** START OF Records for the exercise **
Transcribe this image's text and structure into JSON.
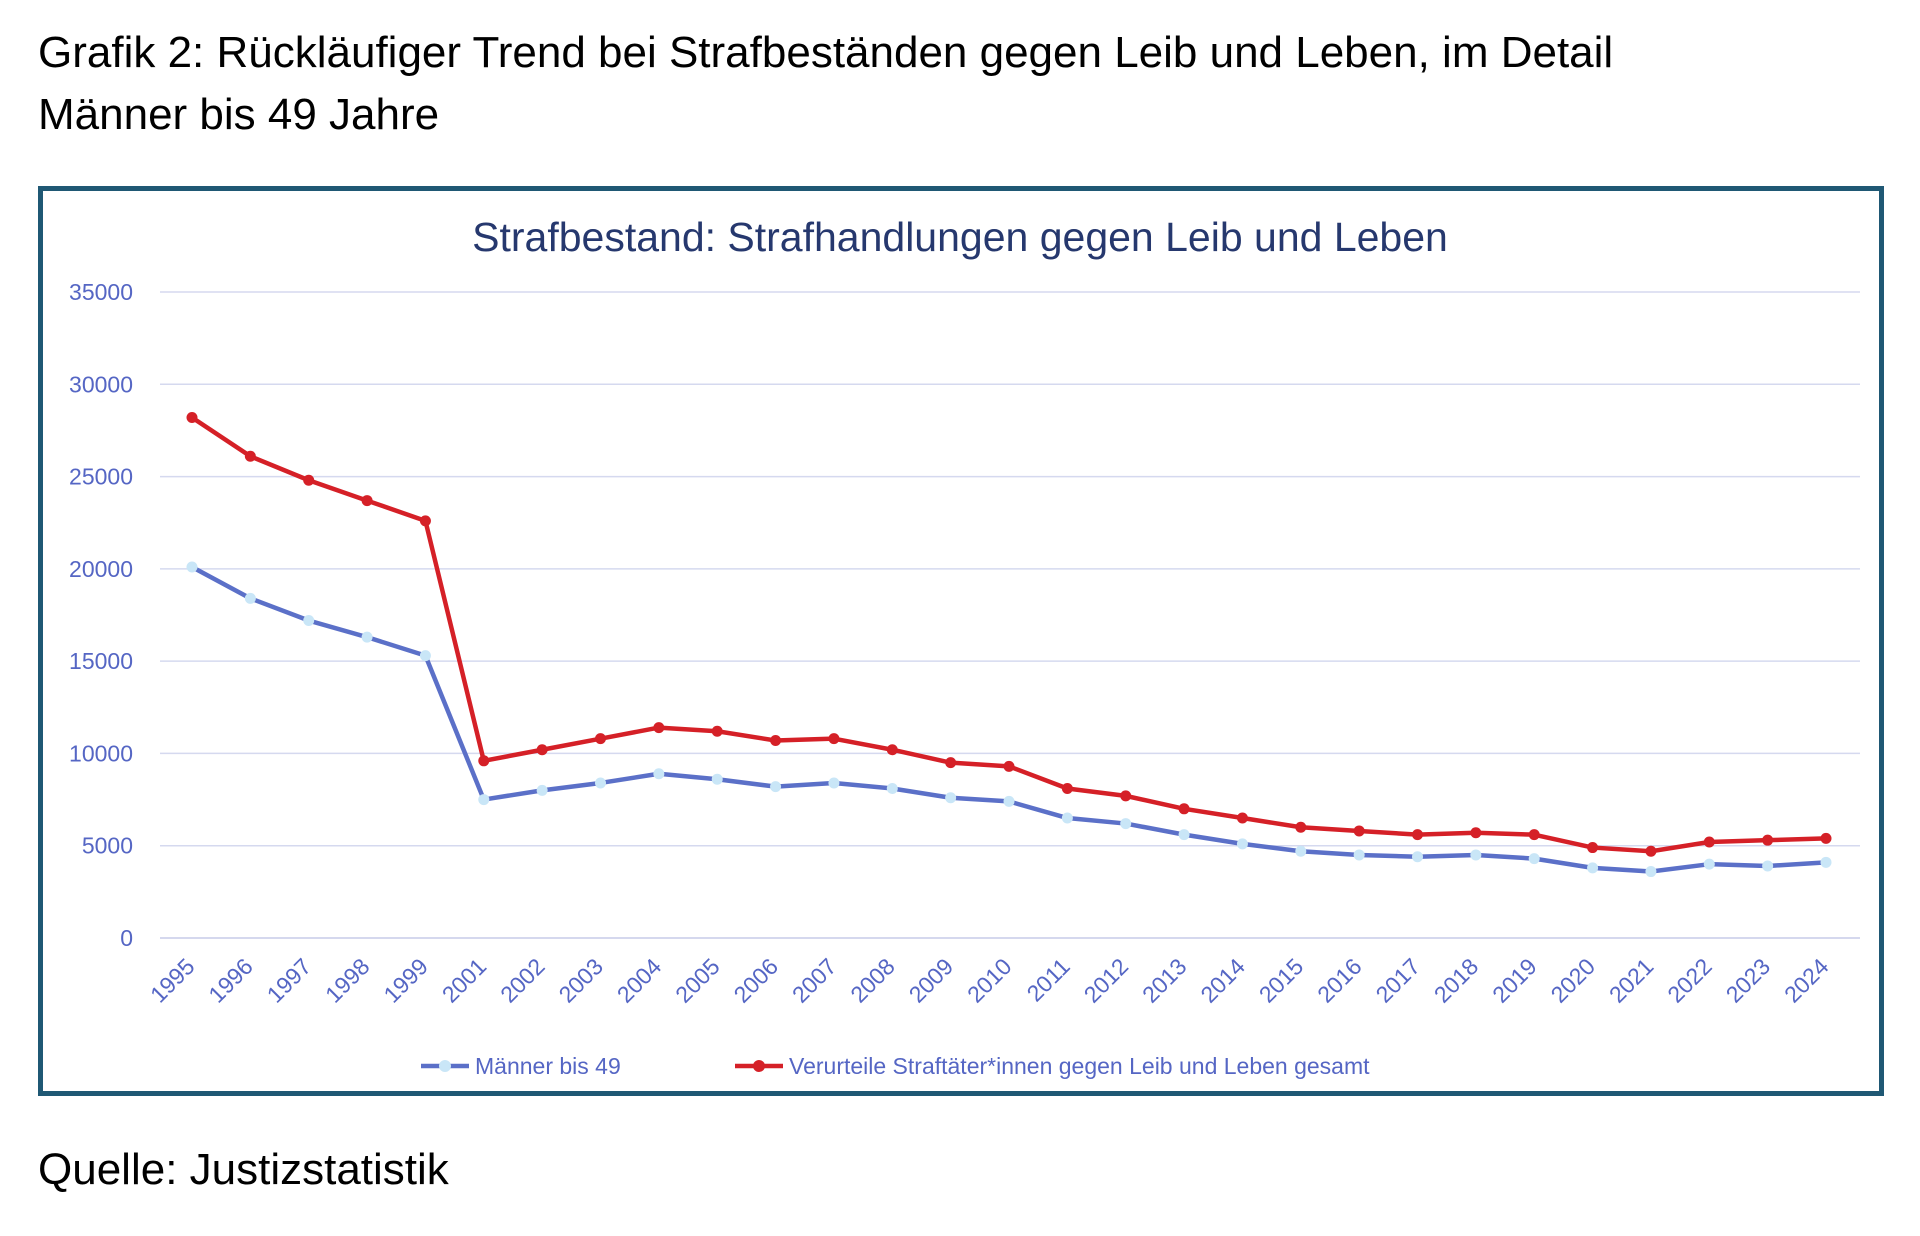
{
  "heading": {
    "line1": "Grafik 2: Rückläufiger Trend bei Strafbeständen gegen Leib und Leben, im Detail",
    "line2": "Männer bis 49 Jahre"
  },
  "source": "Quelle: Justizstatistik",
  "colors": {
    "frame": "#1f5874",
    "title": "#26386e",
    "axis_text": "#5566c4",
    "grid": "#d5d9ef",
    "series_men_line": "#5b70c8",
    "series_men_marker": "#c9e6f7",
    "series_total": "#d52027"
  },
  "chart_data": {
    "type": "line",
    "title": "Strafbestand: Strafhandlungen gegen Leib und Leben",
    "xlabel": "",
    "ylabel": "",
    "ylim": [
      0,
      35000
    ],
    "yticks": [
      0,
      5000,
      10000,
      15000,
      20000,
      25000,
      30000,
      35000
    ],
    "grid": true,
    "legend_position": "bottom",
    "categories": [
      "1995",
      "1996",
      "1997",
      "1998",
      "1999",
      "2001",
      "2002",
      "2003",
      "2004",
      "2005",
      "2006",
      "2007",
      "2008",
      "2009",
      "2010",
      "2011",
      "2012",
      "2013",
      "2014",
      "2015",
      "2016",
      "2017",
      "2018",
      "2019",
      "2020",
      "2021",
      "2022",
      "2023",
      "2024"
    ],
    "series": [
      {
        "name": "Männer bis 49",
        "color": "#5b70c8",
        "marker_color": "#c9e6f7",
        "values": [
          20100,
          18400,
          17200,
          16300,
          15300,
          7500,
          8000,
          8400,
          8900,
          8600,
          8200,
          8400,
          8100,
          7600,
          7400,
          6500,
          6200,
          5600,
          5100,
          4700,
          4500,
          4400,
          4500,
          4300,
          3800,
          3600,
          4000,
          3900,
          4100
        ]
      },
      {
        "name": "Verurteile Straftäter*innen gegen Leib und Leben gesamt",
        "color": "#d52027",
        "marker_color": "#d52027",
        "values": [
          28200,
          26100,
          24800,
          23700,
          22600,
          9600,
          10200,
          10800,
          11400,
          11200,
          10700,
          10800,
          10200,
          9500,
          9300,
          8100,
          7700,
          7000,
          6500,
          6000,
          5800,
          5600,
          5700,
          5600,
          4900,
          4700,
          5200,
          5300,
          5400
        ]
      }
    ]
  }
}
** END OF Records for the exercise **
▸ Job
Transcribe all the records above word for word, without their images.

▸ Answer
Transcribe this image's text and structure into JSON.
{
  "heading": {
    "line1": "Grafik 2: Rückläufiger Trend bei Strafbeständen gegen Leib und Leben, im Detail",
    "line2": "Männer bis 49 Jahre"
  },
  "source": "Quelle: Justizstatistik",
  "colors": {
    "frame": "#1f5874",
    "title": "#26386e",
    "axis_text": "#5566c4",
    "grid": "#d5d9ef",
    "series_men_line": "#5b70c8",
    "series_men_marker": "#c9e6f7",
    "series_total": "#d52027"
  },
  "chart_data": {
    "type": "line",
    "title": "Strafbestand: Strafhandlungen gegen Leib und Leben",
    "xlabel": "",
    "ylabel": "",
    "ylim": [
      0,
      35000
    ],
    "yticks": [
      0,
      5000,
      10000,
      15000,
      20000,
      25000,
      30000,
      35000
    ],
    "grid": true,
    "legend_position": "bottom",
    "categories": [
      "1995",
      "1996",
      "1997",
      "1998",
      "1999",
      "2001",
      "2002",
      "2003",
      "2004",
      "2005",
      "2006",
      "2007",
      "2008",
      "2009",
      "2010",
      "2011",
      "2012",
      "2013",
      "2014",
      "2015",
      "2016",
      "2017",
      "2018",
      "2019",
      "2020",
      "2021",
      "2022",
      "2023",
      "2024"
    ],
    "series": [
      {
        "name": "Männer bis 49",
        "color": "#5b70c8",
        "marker_color": "#c9e6f7",
        "values": [
          20100,
          18400,
          17200,
          16300,
          15300,
          7500,
          8000,
          8400,
          8900,
          8600,
          8200,
          8400,
          8100,
          7600,
          7400,
          6500,
          6200,
          5600,
          5100,
          4700,
          4500,
          4400,
          4500,
          4300,
          3800,
          3600,
          4000,
          3900,
          4100
        ]
      },
      {
        "name": "Verurteile Straftäter*innen gegen Leib und Leben gesamt",
        "color": "#d52027",
        "marker_color": "#d52027",
        "values": [
          28200,
          26100,
          24800,
          23700,
          22600,
          9600,
          10200,
          10800,
          11400,
          11200,
          10700,
          10800,
          10200,
          9500,
          9300,
          8100,
          7700,
          7000,
          6500,
          6000,
          5800,
          5600,
          5700,
          5600,
          4900,
          4700,
          5200,
          5300,
          5400
        ]
      }
    ]
  }
}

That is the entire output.